Each entry below is to be transcribed exactly.

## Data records
^^^^
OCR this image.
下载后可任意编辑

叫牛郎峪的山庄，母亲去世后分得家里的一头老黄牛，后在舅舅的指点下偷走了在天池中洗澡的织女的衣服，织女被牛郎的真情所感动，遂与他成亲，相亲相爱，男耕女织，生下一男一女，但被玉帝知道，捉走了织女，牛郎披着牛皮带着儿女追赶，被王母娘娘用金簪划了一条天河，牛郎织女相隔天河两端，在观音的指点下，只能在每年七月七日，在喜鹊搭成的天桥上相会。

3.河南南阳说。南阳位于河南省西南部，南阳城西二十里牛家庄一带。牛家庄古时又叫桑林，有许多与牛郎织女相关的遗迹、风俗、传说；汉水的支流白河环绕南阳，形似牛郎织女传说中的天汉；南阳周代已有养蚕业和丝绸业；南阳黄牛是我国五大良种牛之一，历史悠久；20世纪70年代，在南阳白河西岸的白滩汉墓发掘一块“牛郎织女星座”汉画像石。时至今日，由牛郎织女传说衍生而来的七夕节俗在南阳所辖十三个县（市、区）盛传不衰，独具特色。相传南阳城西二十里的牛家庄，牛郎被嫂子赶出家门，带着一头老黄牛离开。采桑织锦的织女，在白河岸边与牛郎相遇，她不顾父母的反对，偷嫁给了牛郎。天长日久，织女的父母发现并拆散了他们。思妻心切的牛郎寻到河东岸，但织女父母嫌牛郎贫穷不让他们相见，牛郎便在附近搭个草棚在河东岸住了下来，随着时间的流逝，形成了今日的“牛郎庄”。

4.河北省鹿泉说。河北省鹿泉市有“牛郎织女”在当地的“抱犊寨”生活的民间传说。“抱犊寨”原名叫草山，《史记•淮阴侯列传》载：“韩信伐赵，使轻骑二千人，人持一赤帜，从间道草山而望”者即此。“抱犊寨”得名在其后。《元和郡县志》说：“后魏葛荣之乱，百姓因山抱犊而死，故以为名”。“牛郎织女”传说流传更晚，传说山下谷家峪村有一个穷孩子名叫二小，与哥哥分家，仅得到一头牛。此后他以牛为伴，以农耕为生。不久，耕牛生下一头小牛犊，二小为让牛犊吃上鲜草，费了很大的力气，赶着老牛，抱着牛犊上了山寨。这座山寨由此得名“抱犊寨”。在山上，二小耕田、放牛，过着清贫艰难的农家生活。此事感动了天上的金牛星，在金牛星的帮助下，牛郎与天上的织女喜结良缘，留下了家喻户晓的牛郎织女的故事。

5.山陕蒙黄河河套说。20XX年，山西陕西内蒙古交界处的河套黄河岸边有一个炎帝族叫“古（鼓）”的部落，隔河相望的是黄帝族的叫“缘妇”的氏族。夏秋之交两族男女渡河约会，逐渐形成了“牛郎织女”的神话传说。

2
^^^^
## RESULT OF THIS EXERCISE
OCR this image.
下载后可任意编辑

叫牛郎峪的山庄，母亲去世后分得家里的一头老黄牛，后在舅舅的指点下偷走了在天池中洗澡的织女的衣服，织女被牛郎的真情所感动，遂与他成亲，相亲相爱，男耕女织，生下一男一女，但被玉帝知道，捉走了织女，牛郎披着牛皮带着儿女追赶，被王母娘娘用金簪划了一条天河，牛郎织女相隔天河两端，在观音的指点下，只能在每年七月七日，在喜鹊搭成的天桥上相会。

3.河南南阳说。南阳位于河南省西南部，南阳城西二十里牛家庄一带。牛家庄古时又叫桑林，有许多与牛郎织女相关的遗迹、风俗、传说；汉水的支流白河环绕南阳，形似牛郎织女传说中的天汉；南阳周代已有养蚕业和丝绸业；南阳黄牛是我国五大良种牛之一，历史悠久；20世纪70年代，在南阳白河西岸的白滩汉墓发掘一块“牛郎织女星座”汉画像石。时至今日，由牛郎织女传说衍生而来的七夕节俗在南阳所辖十三个县（市、区）盛传不衰，独具特色。相传南阳城西二十里的牛家庄，牛郎被嫂子赶出家门，带着一头老黄牛离开。采桑织锦的织女，在白河岸边与牛郎相遇，她不顾父母的反对，偷嫁给了牛郎。天长日久，织女的父母发现并拆散了他们。思妻心切的牛郎寻到河东岸，但织女父母嫌牛郎贫穷不让他们相见，牛郎便在附近搭个草棚在河东岸住了下来，随着时间的流逝，形成了今日的“牛郎庄”。

4.河北省鹿泉说。河北省鹿泉市有“牛郎织女”在当地的“抱犊寨”生活的民间传说。“抱犊寨”原名叫草山，《史记•淮阴侯列传》载：“韩信伐赵，使轻骑二千人，人持一赤帜，从间道草山而望”者即此。“抱犊寨”得名在其后。《元和郡县志》说：“后魏葛荣之乱，百姓因山抱犊而死，故以为名”。“牛郎织女”传说流传更晚，传说山下谷家峪村有一个穷孩子名叫二小，与哥哥分家，仅得到一头牛。此后他以牛为伴，以农耕为生。不久，耕牛生下一头小牛犊，二小为让牛犊吃上鲜草，费了很大的力气，赶着老牛，抱着牛犊上了山寨。这座山寨由此得名“抱犊寨”。在山上，二小耕田、放牛，过着清贫艰难的农家生活。此事感动了天上的金牛星，在金牛星的帮助下，牛郎与天上的织女喜结良缘，留下了家喻户晓的牛郎织女的故事。

5.山陕蒙黄河河套说。20XX年，山西陕西内蒙古交界处的河套黄河岸边有一个炎帝族叫“古（鼓）”的部落，隔河相望的是黄帝族的叫“缘妇”的氏族。夏秋之交两族男女渡河约会，逐渐形成了“牛郎织女”的神话传说。

2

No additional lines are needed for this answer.